● **Goal**
Among the following entries, count the lines that contain "current" and report only the result.

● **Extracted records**
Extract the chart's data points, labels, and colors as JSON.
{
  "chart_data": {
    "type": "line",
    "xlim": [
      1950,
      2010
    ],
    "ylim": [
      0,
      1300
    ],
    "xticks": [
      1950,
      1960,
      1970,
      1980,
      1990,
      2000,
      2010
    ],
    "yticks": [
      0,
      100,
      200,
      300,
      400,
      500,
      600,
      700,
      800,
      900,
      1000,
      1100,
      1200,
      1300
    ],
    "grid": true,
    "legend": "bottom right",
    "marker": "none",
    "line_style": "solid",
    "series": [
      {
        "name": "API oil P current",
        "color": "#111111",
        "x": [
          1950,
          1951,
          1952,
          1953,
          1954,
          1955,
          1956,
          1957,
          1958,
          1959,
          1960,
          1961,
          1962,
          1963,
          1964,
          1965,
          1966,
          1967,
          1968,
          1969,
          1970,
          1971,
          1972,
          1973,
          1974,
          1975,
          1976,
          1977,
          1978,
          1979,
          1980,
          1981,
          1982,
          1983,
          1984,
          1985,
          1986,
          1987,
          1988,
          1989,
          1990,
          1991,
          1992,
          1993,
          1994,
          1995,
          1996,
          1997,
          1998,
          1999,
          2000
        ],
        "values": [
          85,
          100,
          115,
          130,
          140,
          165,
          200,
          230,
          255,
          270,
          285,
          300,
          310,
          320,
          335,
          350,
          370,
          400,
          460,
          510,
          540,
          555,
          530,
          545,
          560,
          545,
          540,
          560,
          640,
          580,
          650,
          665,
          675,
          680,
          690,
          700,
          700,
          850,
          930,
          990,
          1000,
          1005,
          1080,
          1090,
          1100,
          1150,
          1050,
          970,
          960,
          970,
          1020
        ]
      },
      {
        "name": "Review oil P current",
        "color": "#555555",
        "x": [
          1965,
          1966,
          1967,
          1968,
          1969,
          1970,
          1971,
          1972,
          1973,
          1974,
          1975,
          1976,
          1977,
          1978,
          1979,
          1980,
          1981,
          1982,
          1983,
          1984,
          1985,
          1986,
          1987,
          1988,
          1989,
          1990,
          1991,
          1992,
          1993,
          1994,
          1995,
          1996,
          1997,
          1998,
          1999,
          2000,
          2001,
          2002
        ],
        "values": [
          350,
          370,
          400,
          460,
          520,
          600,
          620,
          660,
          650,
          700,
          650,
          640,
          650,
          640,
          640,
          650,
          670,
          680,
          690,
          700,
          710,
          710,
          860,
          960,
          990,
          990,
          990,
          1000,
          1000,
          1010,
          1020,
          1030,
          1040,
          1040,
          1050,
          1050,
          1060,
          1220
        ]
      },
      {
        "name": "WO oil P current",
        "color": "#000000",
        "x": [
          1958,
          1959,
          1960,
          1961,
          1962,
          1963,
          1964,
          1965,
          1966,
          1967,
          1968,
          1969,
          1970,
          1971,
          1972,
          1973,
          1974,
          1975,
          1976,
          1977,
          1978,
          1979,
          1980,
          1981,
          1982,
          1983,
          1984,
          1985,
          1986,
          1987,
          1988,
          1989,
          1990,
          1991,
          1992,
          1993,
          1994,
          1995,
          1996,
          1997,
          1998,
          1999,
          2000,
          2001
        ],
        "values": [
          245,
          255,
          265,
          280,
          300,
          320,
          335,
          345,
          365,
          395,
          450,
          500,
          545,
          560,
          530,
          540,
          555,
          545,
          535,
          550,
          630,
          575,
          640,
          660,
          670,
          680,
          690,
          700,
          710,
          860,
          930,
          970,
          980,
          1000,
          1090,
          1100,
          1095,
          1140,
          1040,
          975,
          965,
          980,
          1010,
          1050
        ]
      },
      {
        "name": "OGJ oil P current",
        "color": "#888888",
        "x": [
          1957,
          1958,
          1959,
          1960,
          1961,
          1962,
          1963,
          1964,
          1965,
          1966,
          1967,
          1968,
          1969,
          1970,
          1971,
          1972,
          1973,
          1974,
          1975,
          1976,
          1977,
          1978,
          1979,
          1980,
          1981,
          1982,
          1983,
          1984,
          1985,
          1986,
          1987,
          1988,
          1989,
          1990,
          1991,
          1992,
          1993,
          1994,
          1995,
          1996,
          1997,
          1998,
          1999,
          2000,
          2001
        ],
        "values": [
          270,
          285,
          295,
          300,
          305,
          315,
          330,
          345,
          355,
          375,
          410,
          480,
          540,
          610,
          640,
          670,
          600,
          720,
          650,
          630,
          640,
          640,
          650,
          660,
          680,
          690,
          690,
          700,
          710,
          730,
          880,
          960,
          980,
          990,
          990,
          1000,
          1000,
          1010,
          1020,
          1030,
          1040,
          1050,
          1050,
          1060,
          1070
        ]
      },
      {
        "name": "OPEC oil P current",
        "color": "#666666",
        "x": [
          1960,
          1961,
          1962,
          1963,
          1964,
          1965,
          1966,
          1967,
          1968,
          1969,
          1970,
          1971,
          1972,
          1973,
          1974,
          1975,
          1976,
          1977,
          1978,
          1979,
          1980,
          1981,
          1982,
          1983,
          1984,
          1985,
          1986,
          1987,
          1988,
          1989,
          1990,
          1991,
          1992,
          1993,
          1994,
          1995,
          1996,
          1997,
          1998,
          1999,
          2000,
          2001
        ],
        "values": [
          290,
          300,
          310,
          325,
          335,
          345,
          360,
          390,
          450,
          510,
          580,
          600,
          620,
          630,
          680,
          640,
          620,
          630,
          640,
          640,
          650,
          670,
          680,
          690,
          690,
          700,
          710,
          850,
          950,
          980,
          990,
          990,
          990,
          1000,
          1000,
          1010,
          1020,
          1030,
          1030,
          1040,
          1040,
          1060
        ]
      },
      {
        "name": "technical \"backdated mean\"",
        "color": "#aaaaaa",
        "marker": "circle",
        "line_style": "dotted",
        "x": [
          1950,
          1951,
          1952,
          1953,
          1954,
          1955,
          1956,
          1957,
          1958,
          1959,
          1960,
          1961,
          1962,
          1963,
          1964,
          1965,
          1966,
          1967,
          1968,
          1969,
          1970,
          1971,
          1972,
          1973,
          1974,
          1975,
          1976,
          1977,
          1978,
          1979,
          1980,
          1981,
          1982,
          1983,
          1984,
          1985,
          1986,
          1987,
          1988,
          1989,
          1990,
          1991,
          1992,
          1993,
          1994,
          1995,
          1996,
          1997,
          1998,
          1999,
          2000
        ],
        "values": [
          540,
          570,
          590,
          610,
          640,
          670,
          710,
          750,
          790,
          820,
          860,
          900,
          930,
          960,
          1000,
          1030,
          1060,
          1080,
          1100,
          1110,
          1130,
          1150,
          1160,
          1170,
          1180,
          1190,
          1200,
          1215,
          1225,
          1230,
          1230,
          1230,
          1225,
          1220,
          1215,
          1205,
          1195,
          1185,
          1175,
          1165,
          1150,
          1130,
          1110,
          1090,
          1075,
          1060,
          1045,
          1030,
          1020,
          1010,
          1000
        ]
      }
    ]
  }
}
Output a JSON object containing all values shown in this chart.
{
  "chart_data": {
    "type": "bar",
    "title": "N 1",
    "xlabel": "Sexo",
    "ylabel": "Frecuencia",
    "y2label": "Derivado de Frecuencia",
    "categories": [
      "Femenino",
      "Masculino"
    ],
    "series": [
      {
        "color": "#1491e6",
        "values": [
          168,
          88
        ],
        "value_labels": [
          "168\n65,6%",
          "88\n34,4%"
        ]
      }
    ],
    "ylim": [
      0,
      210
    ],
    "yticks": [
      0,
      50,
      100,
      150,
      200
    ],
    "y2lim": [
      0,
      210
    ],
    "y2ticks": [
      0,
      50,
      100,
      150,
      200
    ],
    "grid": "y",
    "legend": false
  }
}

● **Answer in full**
5